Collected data

-*-*-

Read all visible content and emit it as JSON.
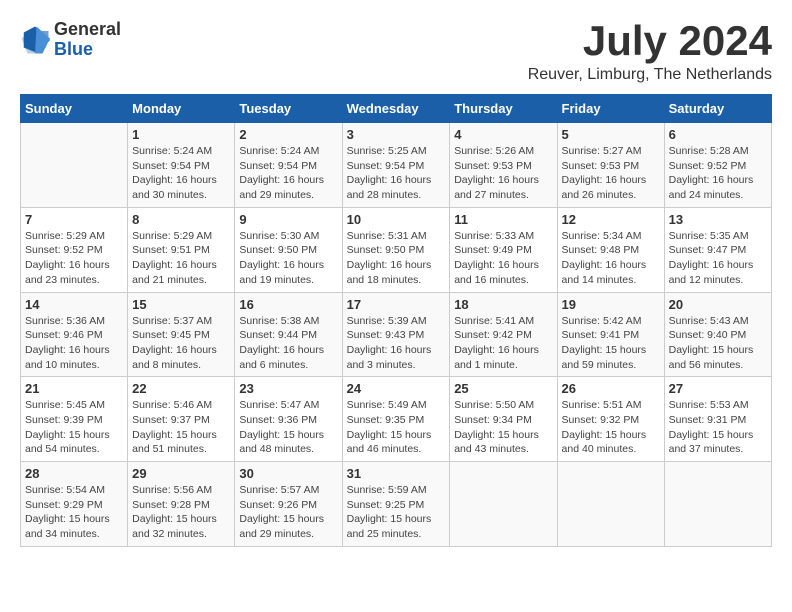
{
  "logo": {
    "general": "General",
    "blue": "Blue"
  },
  "title": {
    "month": "July 2024",
    "location": "Reuver, Limburg, The Netherlands"
  },
  "calendar": {
    "headers": [
      "Sunday",
      "Monday",
      "Tuesday",
      "Wednesday",
      "Thursday",
      "Friday",
      "Saturday"
    ],
    "weeks": [
      [
        {
          "day": "",
          "text": ""
        },
        {
          "day": "1",
          "text": "Sunrise: 5:24 AM\nSunset: 9:54 PM\nDaylight: 16 hours and 30 minutes."
        },
        {
          "day": "2",
          "text": "Sunrise: 5:24 AM\nSunset: 9:54 PM\nDaylight: 16 hours and 29 minutes."
        },
        {
          "day": "3",
          "text": "Sunrise: 5:25 AM\nSunset: 9:54 PM\nDaylight: 16 hours and 28 minutes."
        },
        {
          "day": "4",
          "text": "Sunrise: 5:26 AM\nSunset: 9:53 PM\nDaylight: 16 hours and 27 minutes."
        },
        {
          "day": "5",
          "text": "Sunrise: 5:27 AM\nSunset: 9:53 PM\nDaylight: 16 hours and 26 minutes."
        },
        {
          "day": "6",
          "text": "Sunrise: 5:28 AM\nSunset: 9:52 PM\nDaylight: 16 hours and 24 minutes."
        }
      ],
      [
        {
          "day": "7",
          "text": "Sunrise: 5:29 AM\nSunset: 9:52 PM\nDaylight: 16 hours and 23 minutes."
        },
        {
          "day": "8",
          "text": "Sunrise: 5:29 AM\nSunset: 9:51 PM\nDaylight: 16 hours and 21 minutes."
        },
        {
          "day": "9",
          "text": "Sunrise: 5:30 AM\nSunset: 9:50 PM\nDaylight: 16 hours and 19 minutes."
        },
        {
          "day": "10",
          "text": "Sunrise: 5:31 AM\nSunset: 9:50 PM\nDaylight: 16 hours and 18 minutes."
        },
        {
          "day": "11",
          "text": "Sunrise: 5:33 AM\nSunset: 9:49 PM\nDaylight: 16 hours and 16 minutes."
        },
        {
          "day": "12",
          "text": "Sunrise: 5:34 AM\nSunset: 9:48 PM\nDaylight: 16 hours and 14 minutes."
        },
        {
          "day": "13",
          "text": "Sunrise: 5:35 AM\nSunset: 9:47 PM\nDaylight: 16 hours and 12 minutes."
        }
      ],
      [
        {
          "day": "14",
          "text": "Sunrise: 5:36 AM\nSunset: 9:46 PM\nDaylight: 16 hours and 10 minutes."
        },
        {
          "day": "15",
          "text": "Sunrise: 5:37 AM\nSunset: 9:45 PM\nDaylight: 16 hours and 8 minutes."
        },
        {
          "day": "16",
          "text": "Sunrise: 5:38 AM\nSunset: 9:44 PM\nDaylight: 16 hours and 6 minutes."
        },
        {
          "day": "17",
          "text": "Sunrise: 5:39 AM\nSunset: 9:43 PM\nDaylight: 16 hours and 3 minutes."
        },
        {
          "day": "18",
          "text": "Sunrise: 5:41 AM\nSunset: 9:42 PM\nDaylight: 16 hours and 1 minute."
        },
        {
          "day": "19",
          "text": "Sunrise: 5:42 AM\nSunset: 9:41 PM\nDaylight: 15 hours and 59 minutes."
        },
        {
          "day": "20",
          "text": "Sunrise: 5:43 AM\nSunset: 9:40 PM\nDaylight: 15 hours and 56 minutes."
        }
      ],
      [
        {
          "day": "21",
          "text": "Sunrise: 5:45 AM\nSunset: 9:39 PM\nDaylight: 15 hours and 54 minutes."
        },
        {
          "day": "22",
          "text": "Sunrise: 5:46 AM\nSunset: 9:37 PM\nDaylight: 15 hours and 51 minutes."
        },
        {
          "day": "23",
          "text": "Sunrise: 5:47 AM\nSunset: 9:36 PM\nDaylight: 15 hours and 48 minutes."
        },
        {
          "day": "24",
          "text": "Sunrise: 5:49 AM\nSunset: 9:35 PM\nDaylight: 15 hours and 46 minutes."
        },
        {
          "day": "25",
          "text": "Sunrise: 5:50 AM\nSunset: 9:34 PM\nDaylight: 15 hours and 43 minutes."
        },
        {
          "day": "26",
          "text": "Sunrise: 5:51 AM\nSunset: 9:32 PM\nDaylight: 15 hours and 40 minutes."
        },
        {
          "day": "27",
          "text": "Sunrise: 5:53 AM\nSunset: 9:31 PM\nDaylight: 15 hours and 37 minutes."
        }
      ],
      [
        {
          "day": "28",
          "text": "Sunrise: 5:54 AM\nSunset: 9:29 PM\nDaylight: 15 hours and 34 minutes."
        },
        {
          "day": "29",
          "text": "Sunrise: 5:56 AM\nSunset: 9:28 PM\nDaylight: 15 hours and 32 minutes."
        },
        {
          "day": "30",
          "text": "Sunrise: 5:57 AM\nSunset: 9:26 PM\nDaylight: 15 hours and 29 minutes."
        },
        {
          "day": "31",
          "text": "Sunrise: 5:59 AM\nSunset: 9:25 PM\nDaylight: 15 hours and 25 minutes."
        },
        {
          "day": "",
          "text": ""
        },
        {
          "day": "",
          "text": ""
        },
        {
          "day": "",
          "text": ""
        }
      ]
    ]
  }
}
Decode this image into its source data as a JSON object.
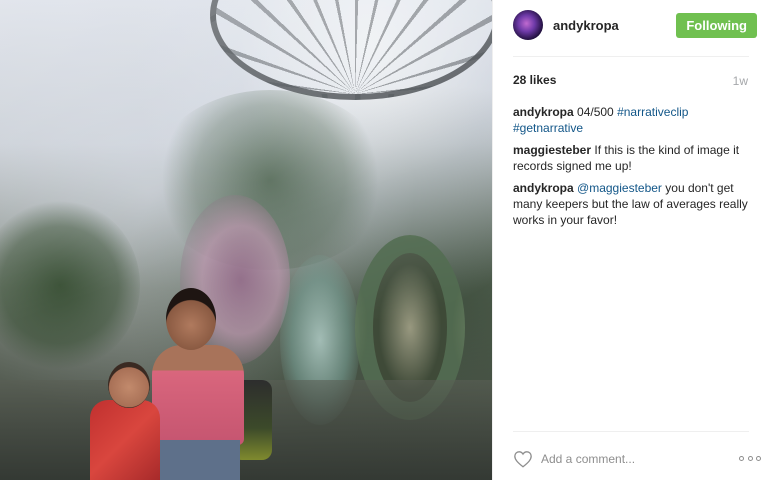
{
  "post": {
    "username": "andykropa",
    "follow_label": "Following",
    "likes": "28 likes",
    "time": "1w",
    "caption": {
      "author": "andykropa",
      "text": "04/500",
      "tags": [
        "#narrativeclip",
        "#getnarrative"
      ]
    },
    "comments": [
      {
        "author": "maggiesteber",
        "text": "If this is the kind of image it records signed me up!"
      },
      {
        "author": "andykropa",
        "mention": "@maggiesteber",
        "text": "you don't get many keepers but the law of averages really works in your favor!"
      }
    ],
    "comment_placeholder": "Add a comment...",
    "icons": {
      "like": "heart-icon",
      "more": "more-options-icon"
    }
  },
  "colors": {
    "follow_button": "#70c050",
    "link": "#125688",
    "muted": "#a5a7aa"
  }
}
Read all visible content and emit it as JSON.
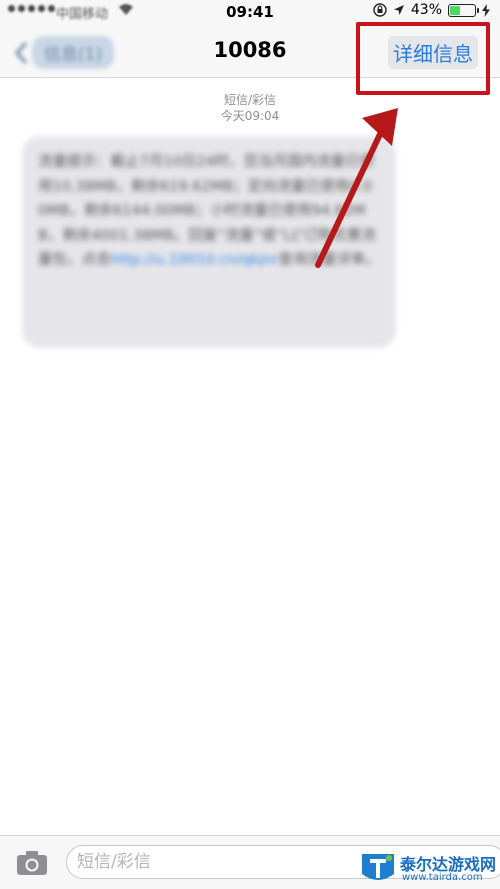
{
  "status_bar": {
    "carrier": "中国移动",
    "time": "09:41",
    "battery_percent": "43%",
    "battery_level": 0.43,
    "icons": [
      "signal-dots-icon",
      "wifi-icon",
      "orientation-lock-icon",
      "location-arrow-icon",
      "battery-icon",
      "charging-bolt-icon"
    ]
  },
  "nav": {
    "back_label": "信息(1)",
    "title": "10086",
    "details_label": "详细信息"
  },
  "message": {
    "type_label": "短信/彩信",
    "timestamp": "今天09:04",
    "body": "流量提示：截止7月10日24时，您当月国内流量已使用10.38MB，剩余619.62MB；定向流量已使用0.00MB，剩余6144.00MB；小时流量已使用94.62MB，剩余4001.38MB。回复“流量”或“LL”订购优惠流量包，点击",
    "link": "http://u.10010.cn/qkjnr",
    "body_tail": "查询流量详单。"
  },
  "input_bar": {
    "placeholder": "短信/彩信"
  },
  "watermark": {
    "name": "泰尔达游戏网",
    "url": "www.tairda.com"
  },
  "colors": {
    "accent": "#2a7be4",
    "highlight_red": "#c8131b",
    "bubble": "#e6e6ea",
    "battery_green": "#4cd964"
  }
}
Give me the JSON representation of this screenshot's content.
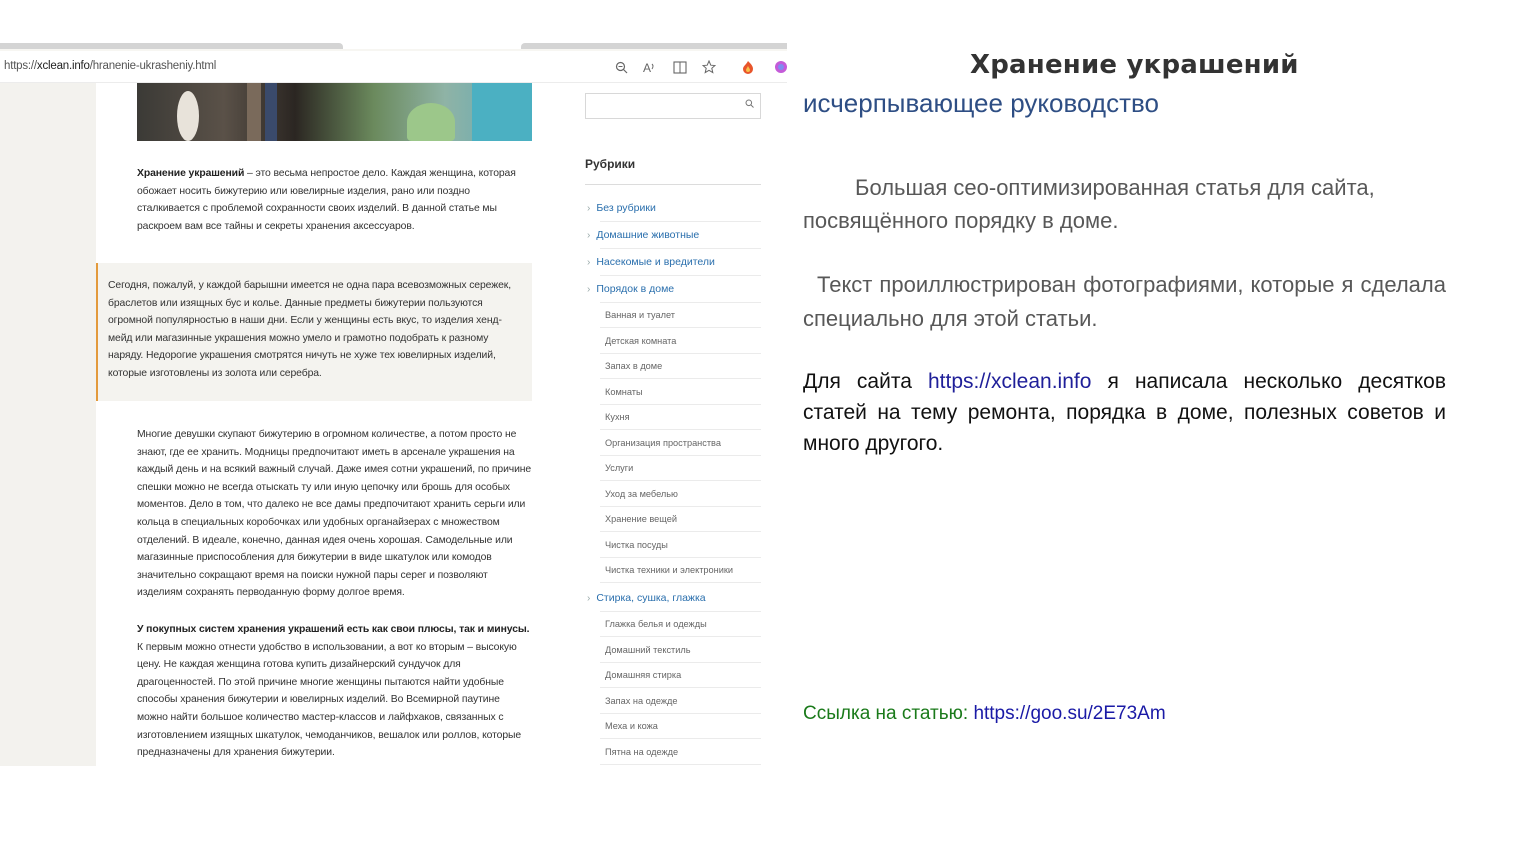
{
  "browser": {
    "url_prefix": "https://",
    "url_host": "xclean.info",
    "url_path": "/hranenie-ukrasheniy.html",
    "icons": [
      "zoom-icon",
      "read-aloud-icon",
      "reader-view-icon",
      "favorite-star-icon",
      "extension-icon",
      "profile-icon"
    ]
  },
  "article": {
    "intro_bold": "Хранение украшений",
    "intro_rest": " – это весьма непростое дело. Каждая женщина, которая обожает носить бижутерию или ювелирные изделия, рано или поздно сталкивается с проблемой сохранности своих изделий. В данной статье мы раскроем вам все тайны и секреты хранения аксессуаров.",
    "quote": "Сегодня, пожалуй, у каждой барышни имеется не одна пара всевозможных сережек, браслетов или изящных бус и колье. Данные предметы бижутерии пользуются огромной популярностью в наши дни. Если у женщины есть вкус, то изделия хенд-мейд или магазинные украшения можно умело и грамотно подобрать к разному наряду. Недорогие украшения смотрятся ничуть не хуже тех ювелирных изделий, которые изготовлены из золота или серебра.",
    "body1": "Многие девушки скупают бижутерию в огромном количестве, а потом просто не знают, где ее хранить. Модницы предпочитают иметь в арсенале украшения на каждый день и на всякий важный случай. Даже имея сотни украшений, по причине спешки можно не всегда отыскать ту или иную цепочку или брошь для особых моментов. Дело в том, что далеко не все дамы предпочитают хранить серьги или кольца в специальных коробочках или удобных органайзерах с множеством отделений. В идеале, конечно, данная идея очень хорошая. Самодельные или магазинные приспособления для бижутерии в виде шкатулок или комодов значительно сокращают время на поиски нужной пары серег и позволяют изделиям сохранять перводанную форму долгое время.",
    "body2_bold": "У покупных систем хранения украшений есть как свои плюсы, так и минусы.",
    "body2_rest": " К первым можно отнести удобство в использовании, а вот ко вторым – высокую цену. Не каждая женщина готова купить дизайнерский сундучок для драгоценностей. По этой причине многие женщины пытаются найти удобные способы хранения бижутерии и ювелирных изделий. Во Всемирной паутине можно найти большое количество мастер-классов и лайфхаков, связанных с изготовлением изящных шкатулок, чемоданчиков, вешалок или роллов, которые предназначены для хранения бижутерии."
  },
  "sidebar": {
    "title": "Рубрики",
    "categories": [
      {
        "label": "Без рубрики",
        "level": "main"
      },
      {
        "label": "Домашние животные",
        "level": "main"
      },
      {
        "label": "Насекомые и вредители",
        "level": "main"
      },
      {
        "label": "Порядок в доме",
        "level": "main"
      },
      {
        "label": "Ванная и туалет",
        "level": "sub"
      },
      {
        "label": "Детская комната",
        "level": "sub"
      },
      {
        "label": "Запах в доме",
        "level": "sub"
      },
      {
        "label": "Комнаты",
        "level": "sub"
      },
      {
        "label": "Кухня",
        "level": "sub"
      },
      {
        "label": "Организация пространства",
        "level": "sub"
      },
      {
        "label": "Услуги",
        "level": "sub"
      },
      {
        "label": "Уход за мебелью",
        "level": "sub"
      },
      {
        "label": "Хранение вещей",
        "level": "sub"
      },
      {
        "label": "Чистка посуды",
        "level": "sub"
      },
      {
        "label": "Чистка техники и электроники",
        "level": "sub"
      },
      {
        "label": "Стирка, сушка, глажка",
        "level": "main"
      },
      {
        "label": "Глажка белья и одежды",
        "level": "sub"
      },
      {
        "label": "Домашний текстиль",
        "level": "sub"
      },
      {
        "label": "Домашняя стирка",
        "level": "sub"
      },
      {
        "label": "Запах на одежде",
        "level": "sub"
      },
      {
        "label": "Меха и кожа",
        "level": "sub"
      },
      {
        "label": "Пятна на одежде",
        "level": "sub"
      }
    ]
  },
  "slide": {
    "title": "Хранение украшений",
    "subtitle": "исчерпывающее руководство",
    "p1": "Большая сео-оптимизированная статья для сайта, посвящённого порядку в доме.",
    "p2": "Текст проиллюстрирован фотографиями, которые я сделала специально для этой статьи.",
    "p3_before": "Для сайта ",
    "p3_link": "https://xclean.info",
    "p3_after": " я написала несколько десятков статей на тему ремонта, порядка в доме, полезных советов и много другого.",
    "link_label": "Ссылка на статью: ",
    "link_url": "https://goo.su/2E73Am"
  },
  "colors": {
    "title": "#333333",
    "subtitle": "#2e4e84",
    "link_label": "#1a7a1a",
    "link_url": "#1a1aa6",
    "quote_border": "#e39a3c",
    "sidebar_link": "#2a6fad"
  }
}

-*-*-

**Written exercise:** From the data above, copy out every line with the string "this" in it.

**Reply to the exercise:**
Decode this image into its source data as a JSON object.
        "text": "If this is the kind of image it records signed me up!"
Give me the JSON representation of this screenshot's content.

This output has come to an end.